### [Given instruction]
Output every entry exactly as written.

==*==

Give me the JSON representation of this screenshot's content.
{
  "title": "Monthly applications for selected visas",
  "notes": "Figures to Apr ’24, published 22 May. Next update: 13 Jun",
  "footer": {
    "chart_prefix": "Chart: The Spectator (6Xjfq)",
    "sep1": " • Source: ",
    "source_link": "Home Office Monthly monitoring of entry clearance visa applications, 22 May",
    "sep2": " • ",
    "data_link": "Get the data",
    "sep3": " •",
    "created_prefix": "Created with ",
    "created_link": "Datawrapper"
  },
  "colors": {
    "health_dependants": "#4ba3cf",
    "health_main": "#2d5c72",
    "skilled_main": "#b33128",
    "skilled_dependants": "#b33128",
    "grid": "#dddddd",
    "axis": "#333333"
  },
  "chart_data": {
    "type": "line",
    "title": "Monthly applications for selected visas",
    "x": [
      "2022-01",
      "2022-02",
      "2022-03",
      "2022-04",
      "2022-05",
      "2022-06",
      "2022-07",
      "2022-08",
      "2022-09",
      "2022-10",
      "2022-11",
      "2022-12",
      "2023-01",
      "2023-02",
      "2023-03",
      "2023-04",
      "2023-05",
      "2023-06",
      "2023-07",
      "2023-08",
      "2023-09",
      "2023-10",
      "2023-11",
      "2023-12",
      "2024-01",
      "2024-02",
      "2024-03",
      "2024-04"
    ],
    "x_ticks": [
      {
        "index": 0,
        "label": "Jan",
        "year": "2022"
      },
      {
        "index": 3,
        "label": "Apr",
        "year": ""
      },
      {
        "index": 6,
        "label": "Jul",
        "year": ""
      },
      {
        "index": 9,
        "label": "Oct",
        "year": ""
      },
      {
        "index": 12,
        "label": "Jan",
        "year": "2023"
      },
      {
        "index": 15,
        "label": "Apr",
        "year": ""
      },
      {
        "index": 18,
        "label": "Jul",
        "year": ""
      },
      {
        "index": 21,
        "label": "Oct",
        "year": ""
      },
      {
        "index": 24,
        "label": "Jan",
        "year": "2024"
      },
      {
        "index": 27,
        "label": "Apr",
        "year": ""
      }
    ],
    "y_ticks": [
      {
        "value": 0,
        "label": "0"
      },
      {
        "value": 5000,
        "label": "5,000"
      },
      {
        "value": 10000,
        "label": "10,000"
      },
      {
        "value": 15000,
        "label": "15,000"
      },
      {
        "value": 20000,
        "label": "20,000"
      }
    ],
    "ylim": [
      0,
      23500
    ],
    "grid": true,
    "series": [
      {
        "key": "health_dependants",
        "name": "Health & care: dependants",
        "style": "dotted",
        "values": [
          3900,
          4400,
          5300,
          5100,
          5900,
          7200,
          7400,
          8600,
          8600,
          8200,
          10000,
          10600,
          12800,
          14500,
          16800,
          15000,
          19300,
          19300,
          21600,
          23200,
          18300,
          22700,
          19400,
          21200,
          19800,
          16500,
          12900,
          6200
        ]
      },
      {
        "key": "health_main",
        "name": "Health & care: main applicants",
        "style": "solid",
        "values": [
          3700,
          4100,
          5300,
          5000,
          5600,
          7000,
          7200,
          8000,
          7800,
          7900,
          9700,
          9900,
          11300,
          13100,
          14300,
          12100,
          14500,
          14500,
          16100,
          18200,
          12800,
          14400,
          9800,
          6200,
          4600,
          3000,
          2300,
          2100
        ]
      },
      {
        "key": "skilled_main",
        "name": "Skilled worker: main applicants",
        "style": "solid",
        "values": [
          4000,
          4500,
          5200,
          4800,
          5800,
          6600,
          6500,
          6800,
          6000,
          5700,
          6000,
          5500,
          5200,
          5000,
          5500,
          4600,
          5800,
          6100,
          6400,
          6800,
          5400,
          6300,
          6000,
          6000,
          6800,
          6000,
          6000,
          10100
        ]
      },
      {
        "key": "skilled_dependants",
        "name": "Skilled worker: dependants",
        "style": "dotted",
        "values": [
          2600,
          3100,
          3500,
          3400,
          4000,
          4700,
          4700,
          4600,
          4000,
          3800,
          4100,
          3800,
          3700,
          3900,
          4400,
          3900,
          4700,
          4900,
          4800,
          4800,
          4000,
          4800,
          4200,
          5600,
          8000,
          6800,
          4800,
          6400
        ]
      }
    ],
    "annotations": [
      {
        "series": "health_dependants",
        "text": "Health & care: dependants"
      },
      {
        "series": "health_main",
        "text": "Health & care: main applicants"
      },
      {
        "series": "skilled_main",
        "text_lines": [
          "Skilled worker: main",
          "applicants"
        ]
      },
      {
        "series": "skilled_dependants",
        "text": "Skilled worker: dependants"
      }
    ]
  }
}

==*==

### [The output]
Give me the JSON representation of this screenshot's content.
{
  "title": "Monthly applications for selected visas",
  "notes": "Figures to Apr ’24, published 22 May. Next update: 13 Jun",
  "footer": {
    "chart_prefix": "Chart: The Spectator (6Xjfq)",
    "sep1": " • Source: ",
    "source_link": "Home Office Monthly monitoring of entry clearance visa applications, 22 May",
    "sep2": " • ",
    "data_link": "Get the data",
    "sep3": " •",
    "created_prefix": "Created with ",
    "created_link": "Datawrapper"
  },
  "colors": {
    "health_dependants": "#4ba3cf",
    "health_main": "#2d5c72",
    "skilled_main": "#b33128",
    "skilled_dependants": "#b33128",
    "grid": "#dddddd",
    "axis": "#333333"
  },
  "chart_data": {
    "type": "line",
    "title": "Monthly applications for selected visas",
    "x": [
      "2022-01",
      "2022-02",
      "2022-03",
      "2022-04",
      "2022-05",
      "2022-06",
      "2022-07",
      "2022-08",
      "2022-09",
      "2022-10",
      "2022-11",
      "2022-12",
      "2023-01",
      "2023-02",
      "2023-03",
      "2023-04",
      "2023-05",
      "2023-06",
      "2023-07",
      "2023-08",
      "2023-09",
      "2023-10",
      "2023-11",
      "2023-12",
      "2024-01",
      "2024-02",
      "2024-03",
      "2024-04"
    ],
    "x_ticks": [
      {
        "index": 0,
        "label": "Jan",
        "year": "2022"
      },
      {
        "index": 3,
        "label": "Apr",
        "year": ""
      },
      {
        "index": 6,
        "label": "Jul",
        "year": ""
      },
      {
        "index": 9,
        "label": "Oct",
        "year": ""
      },
      {
        "index": 12,
        "label": "Jan",
        "year": "2023"
      },
      {
        "index": 15,
        "label": "Apr",
        "year": ""
      },
      {
        "index": 18,
        "label": "Jul",
        "year": ""
      },
      {
        "index": 21,
        "label": "Oct",
        "year": ""
      },
      {
        "index": 24,
        "label": "Jan",
        "year": "2024"
      },
      {
        "index": 27,
        "label": "Apr",
        "year": ""
      }
    ],
    "y_ticks": [
      {
        "value": 0,
        "label": "0"
      },
      {
        "value": 5000,
        "label": "5,000"
      },
      {
        "value": 10000,
        "label": "10,000"
      },
      {
        "value": 15000,
        "label": "15,000"
      },
      {
        "value": 20000,
        "label": "20,000"
      }
    ],
    "ylim": [
      0,
      23500
    ],
    "grid": true,
    "series": [
      {
        "key": "health_dependants",
        "name": "Health & care: dependants",
        "style": "dotted",
        "values": [
          3900,
          4400,
          5300,
          5100,
          5900,
          7200,
          7400,
          8600,
          8600,
          8200,
          10000,
          10600,
          12800,
          14500,
          16800,
          15000,
          19300,
          19300,
          21600,
          23200,
          18300,
          22700,
          19400,
          21200,
          19800,
          16500,
          12900,
          6200
        ]
      },
      {
        "key": "health_main",
        "name": "Health & care: main applicants",
        "style": "solid",
        "values": [
          3700,
          4100,
          5300,
          5000,
          5600,
          7000,
          7200,
          8000,
          7800,
          7900,
          9700,
          9900,
          11300,
          13100,
          14300,
          12100,
          14500,
          14500,
          16100,
          18200,
          12800,
          14400,
          9800,
          6200,
          4600,
          3000,
          2300,
          2100
        ]
      },
      {
        "key": "skilled_main",
        "name": "Skilled worker: main applicants",
        "style": "solid",
        "values": [
          4000,
          4500,
          5200,
          4800,
          5800,
          6600,
          6500,
          6800,
          6000,
          5700,
          6000,
          5500,
          5200,
          5000,
          5500,
          4600,
          5800,
          6100,
          6400,
          6800,
          5400,
          6300,
          6000,
          6000,
          6800,
          6000,
          6000,
          10100
        ]
      },
      {
        "key": "skilled_dependants",
        "name": "Skilled worker: dependants",
        "style": "dotted",
        "values": [
          2600,
          3100,
          3500,
          3400,
          4000,
          4700,
          4700,
          4600,
          4000,
          3800,
          4100,
          3800,
          3700,
          3900,
          4400,
          3900,
          4700,
          4900,
          4800,
          4800,
          4000,
          4800,
          4200,
          5600,
          8000,
          6800,
          4800,
          6400
        ]
      }
    ],
    "annotations": [
      {
        "series": "health_dependants",
        "text": "Health & care: dependants"
      },
      {
        "series": "health_main",
        "text": "Health & care: main applicants"
      },
      {
        "series": "skilled_main",
        "text_lines": [
          "Skilled worker: main",
          "applicants"
        ]
      },
      {
        "series": "skilled_dependants",
        "text": "Skilled worker: dependants"
      }
    ]
  }
}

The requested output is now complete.